Description of the task —
It is required that all of the data be written out exactly.

Records from a data source —
══════════════════════════════

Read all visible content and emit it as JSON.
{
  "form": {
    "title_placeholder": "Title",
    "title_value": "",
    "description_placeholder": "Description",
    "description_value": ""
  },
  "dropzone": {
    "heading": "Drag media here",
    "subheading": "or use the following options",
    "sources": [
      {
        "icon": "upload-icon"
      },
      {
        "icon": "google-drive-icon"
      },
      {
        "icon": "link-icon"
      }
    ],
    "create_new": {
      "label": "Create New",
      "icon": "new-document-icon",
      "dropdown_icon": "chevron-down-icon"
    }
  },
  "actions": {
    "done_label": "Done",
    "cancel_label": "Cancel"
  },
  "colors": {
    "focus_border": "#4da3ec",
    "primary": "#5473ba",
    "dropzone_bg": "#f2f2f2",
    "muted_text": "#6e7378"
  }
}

══════════════════════════════

Solution for this task —
Read all visible content and emit it as JSON.
{
  "form": {
    "title_placeholder": "Title",
    "title_value": "",
    "description_placeholder": "Description",
    "description_value": ""
  },
  "dropzone": {
    "heading": "Drag media here",
    "subheading": "or use the following options",
    "sources": [
      {
        "icon": "upload-icon"
      },
      {
        "icon": "google-drive-icon"
      },
      {
        "icon": "link-icon"
      }
    ],
    "create_new": {
      "label": "Create New",
      "icon": "new-document-icon",
      "dropdown_icon": "chevron-down-icon"
    }
  },
  "actions": {
    "done_label": "Done",
    "cancel_label": "Cancel"
  },
  "colors": {
    "focus_border": "#4da3ec",
    "primary": "#5473ba",
    "dropzone_bg": "#f2f2f2",
    "muted_text": "#6e7378"
  }
}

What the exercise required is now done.